--- Start of DATA SUPPLIED ---

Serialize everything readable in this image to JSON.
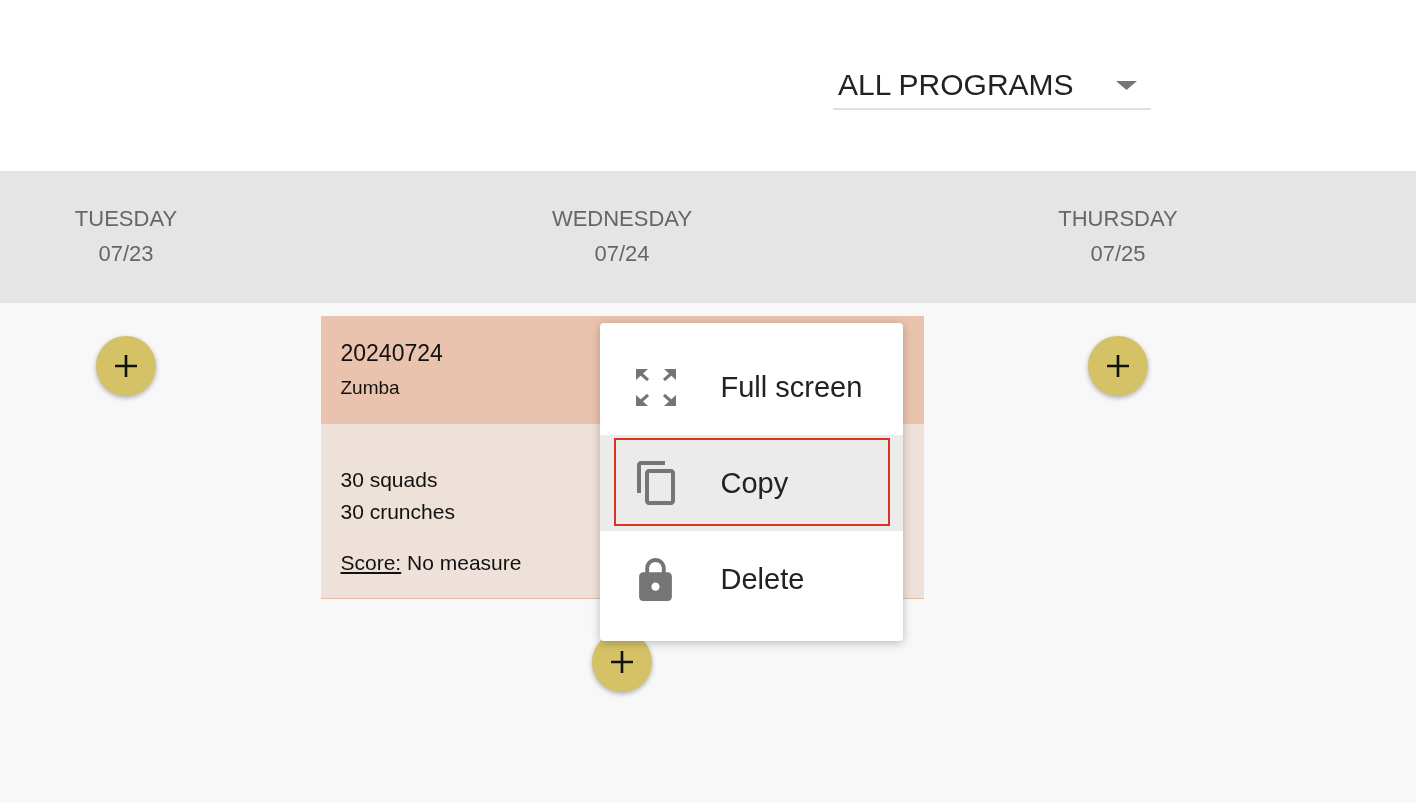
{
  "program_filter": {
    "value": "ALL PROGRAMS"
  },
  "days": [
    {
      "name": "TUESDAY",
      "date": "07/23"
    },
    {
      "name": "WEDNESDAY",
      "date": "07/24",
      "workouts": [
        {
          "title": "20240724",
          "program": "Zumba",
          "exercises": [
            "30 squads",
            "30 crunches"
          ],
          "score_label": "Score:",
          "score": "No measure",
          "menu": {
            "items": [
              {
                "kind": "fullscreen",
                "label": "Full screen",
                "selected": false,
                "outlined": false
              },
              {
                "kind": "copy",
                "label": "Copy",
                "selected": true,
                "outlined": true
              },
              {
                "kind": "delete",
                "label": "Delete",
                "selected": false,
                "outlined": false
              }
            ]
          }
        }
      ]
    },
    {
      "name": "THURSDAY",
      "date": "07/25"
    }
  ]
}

--- End of DATA SUPPLIED ---
--- Start of DATA SUPPLIED ---

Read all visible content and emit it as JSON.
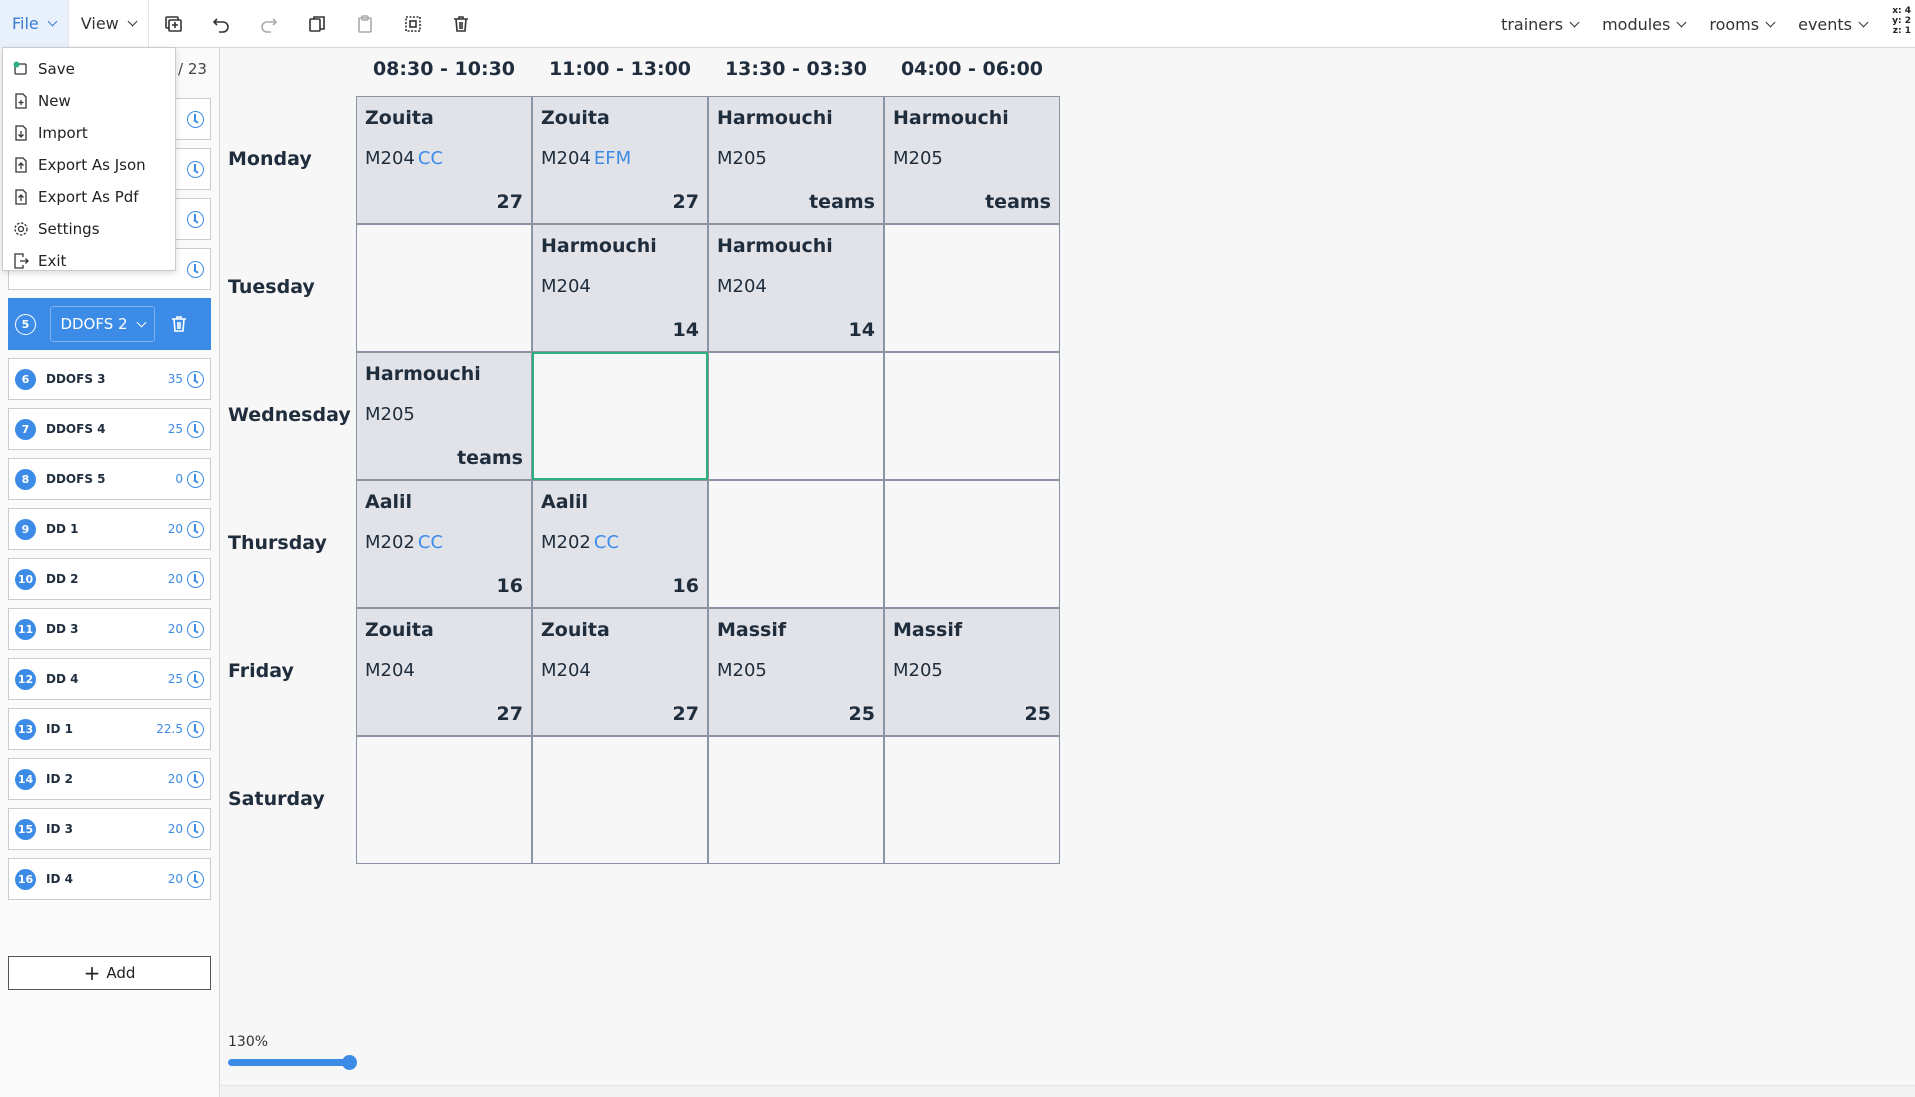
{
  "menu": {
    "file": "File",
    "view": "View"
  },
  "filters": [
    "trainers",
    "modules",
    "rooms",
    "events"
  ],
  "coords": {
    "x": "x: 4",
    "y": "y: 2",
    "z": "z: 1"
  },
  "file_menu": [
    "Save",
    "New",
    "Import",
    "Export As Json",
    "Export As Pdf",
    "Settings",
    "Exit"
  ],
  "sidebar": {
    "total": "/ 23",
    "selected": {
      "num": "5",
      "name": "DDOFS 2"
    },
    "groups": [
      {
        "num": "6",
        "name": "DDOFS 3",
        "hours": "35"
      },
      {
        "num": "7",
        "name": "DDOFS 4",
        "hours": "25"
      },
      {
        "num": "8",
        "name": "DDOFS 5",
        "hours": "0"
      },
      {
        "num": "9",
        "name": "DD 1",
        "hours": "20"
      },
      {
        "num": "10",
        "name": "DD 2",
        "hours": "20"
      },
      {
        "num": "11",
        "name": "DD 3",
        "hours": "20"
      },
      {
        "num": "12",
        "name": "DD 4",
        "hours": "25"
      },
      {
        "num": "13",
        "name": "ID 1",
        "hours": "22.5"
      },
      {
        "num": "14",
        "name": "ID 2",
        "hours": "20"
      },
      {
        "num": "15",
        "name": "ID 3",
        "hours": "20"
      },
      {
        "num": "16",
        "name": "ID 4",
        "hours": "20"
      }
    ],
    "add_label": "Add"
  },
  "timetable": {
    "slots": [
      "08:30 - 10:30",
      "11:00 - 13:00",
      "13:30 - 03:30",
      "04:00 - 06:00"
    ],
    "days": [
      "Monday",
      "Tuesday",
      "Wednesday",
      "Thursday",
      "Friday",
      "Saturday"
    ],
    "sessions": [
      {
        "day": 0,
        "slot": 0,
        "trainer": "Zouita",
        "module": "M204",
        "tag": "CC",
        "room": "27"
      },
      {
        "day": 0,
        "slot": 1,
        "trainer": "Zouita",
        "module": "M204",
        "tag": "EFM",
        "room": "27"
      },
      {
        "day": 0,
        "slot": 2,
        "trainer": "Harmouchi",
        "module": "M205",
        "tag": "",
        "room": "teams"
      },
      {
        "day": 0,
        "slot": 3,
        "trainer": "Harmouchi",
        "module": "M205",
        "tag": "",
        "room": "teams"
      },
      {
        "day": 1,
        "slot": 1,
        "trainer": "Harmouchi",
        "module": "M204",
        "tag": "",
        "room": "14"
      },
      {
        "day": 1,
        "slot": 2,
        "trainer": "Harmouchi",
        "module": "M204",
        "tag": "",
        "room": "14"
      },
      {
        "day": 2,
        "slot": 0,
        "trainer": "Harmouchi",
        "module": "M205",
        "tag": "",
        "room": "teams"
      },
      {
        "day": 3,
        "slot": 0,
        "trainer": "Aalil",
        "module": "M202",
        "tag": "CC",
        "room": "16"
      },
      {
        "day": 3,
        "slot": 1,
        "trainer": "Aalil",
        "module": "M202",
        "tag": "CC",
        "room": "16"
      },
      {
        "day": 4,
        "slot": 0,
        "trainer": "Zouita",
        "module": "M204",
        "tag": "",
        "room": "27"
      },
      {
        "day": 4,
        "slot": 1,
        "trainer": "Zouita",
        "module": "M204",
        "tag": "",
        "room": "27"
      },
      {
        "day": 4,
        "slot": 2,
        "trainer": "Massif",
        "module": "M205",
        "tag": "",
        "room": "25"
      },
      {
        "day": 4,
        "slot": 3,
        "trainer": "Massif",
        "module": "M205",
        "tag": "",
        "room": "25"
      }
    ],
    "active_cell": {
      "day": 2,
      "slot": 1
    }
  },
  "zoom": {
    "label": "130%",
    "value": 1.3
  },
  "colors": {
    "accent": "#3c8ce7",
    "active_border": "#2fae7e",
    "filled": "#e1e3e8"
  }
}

--- End of DATA SUPPLIED ---
--- Start of DATA SUPPLIED ---

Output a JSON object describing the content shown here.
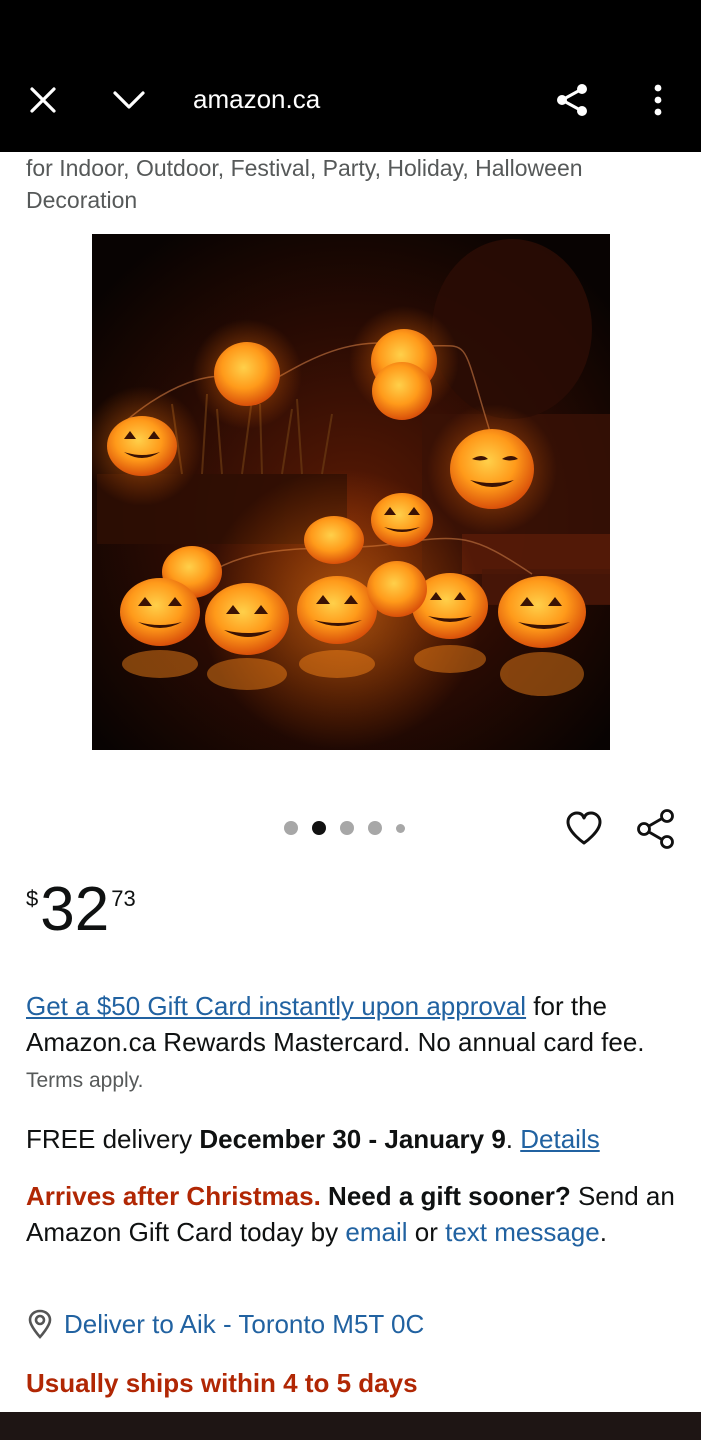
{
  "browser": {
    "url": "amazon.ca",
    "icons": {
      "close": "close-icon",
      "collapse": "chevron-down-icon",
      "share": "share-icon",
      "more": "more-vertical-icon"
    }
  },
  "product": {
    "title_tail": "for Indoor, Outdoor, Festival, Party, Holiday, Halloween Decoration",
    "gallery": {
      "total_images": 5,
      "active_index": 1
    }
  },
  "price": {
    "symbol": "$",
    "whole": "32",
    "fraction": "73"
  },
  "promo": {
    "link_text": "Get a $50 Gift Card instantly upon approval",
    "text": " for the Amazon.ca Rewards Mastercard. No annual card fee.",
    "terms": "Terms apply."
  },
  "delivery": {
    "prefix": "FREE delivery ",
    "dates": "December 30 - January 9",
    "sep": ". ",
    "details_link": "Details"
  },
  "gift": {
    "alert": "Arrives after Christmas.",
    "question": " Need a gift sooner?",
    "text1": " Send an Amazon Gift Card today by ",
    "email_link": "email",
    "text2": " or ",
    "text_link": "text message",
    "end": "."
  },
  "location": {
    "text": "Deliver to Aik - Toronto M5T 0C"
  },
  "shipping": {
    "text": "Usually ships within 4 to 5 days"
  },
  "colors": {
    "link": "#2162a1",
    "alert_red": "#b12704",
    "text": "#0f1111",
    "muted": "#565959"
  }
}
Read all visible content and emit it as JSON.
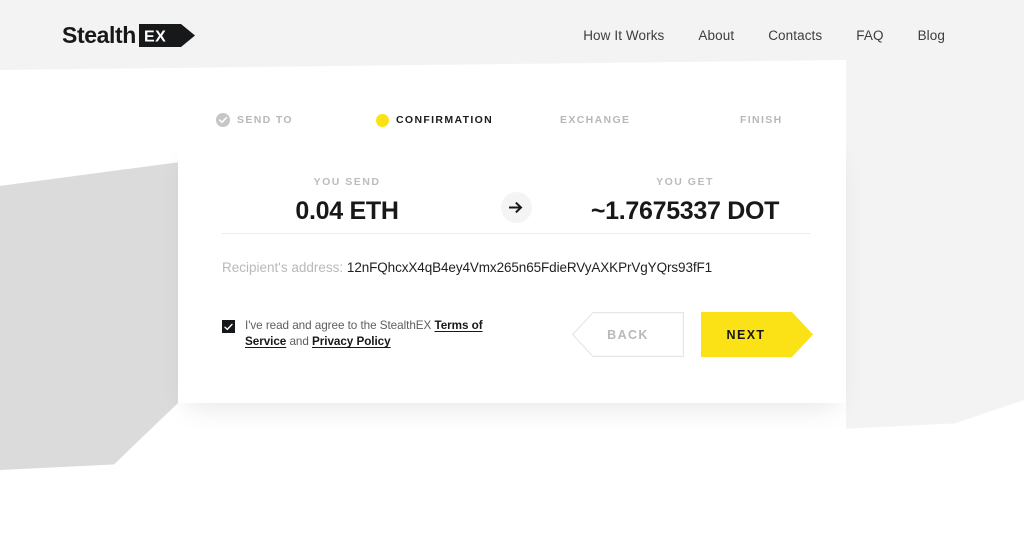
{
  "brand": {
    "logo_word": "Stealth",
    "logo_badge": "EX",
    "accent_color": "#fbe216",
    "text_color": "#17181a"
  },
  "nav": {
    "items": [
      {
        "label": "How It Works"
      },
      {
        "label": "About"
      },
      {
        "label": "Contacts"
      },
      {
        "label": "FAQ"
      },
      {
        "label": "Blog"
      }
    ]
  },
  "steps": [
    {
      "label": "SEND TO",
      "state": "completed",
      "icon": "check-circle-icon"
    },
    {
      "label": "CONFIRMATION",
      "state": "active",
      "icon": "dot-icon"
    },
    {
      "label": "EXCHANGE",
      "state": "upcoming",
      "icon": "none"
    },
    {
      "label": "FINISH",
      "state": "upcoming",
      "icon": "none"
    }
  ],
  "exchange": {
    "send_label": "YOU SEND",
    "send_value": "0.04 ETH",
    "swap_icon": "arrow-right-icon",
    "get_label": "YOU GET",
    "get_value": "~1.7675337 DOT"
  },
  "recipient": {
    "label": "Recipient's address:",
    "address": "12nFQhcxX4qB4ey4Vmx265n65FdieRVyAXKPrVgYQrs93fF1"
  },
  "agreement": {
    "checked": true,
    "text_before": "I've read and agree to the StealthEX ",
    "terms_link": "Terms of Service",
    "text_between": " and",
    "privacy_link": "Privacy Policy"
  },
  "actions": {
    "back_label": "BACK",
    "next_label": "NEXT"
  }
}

--- End of DATA SUPPLIED ---

> **EXERCISE DESCRIPTION**
Give nothing but the number of lines containing the string "state".

> **OUTPUT FOR THIS TASK**
4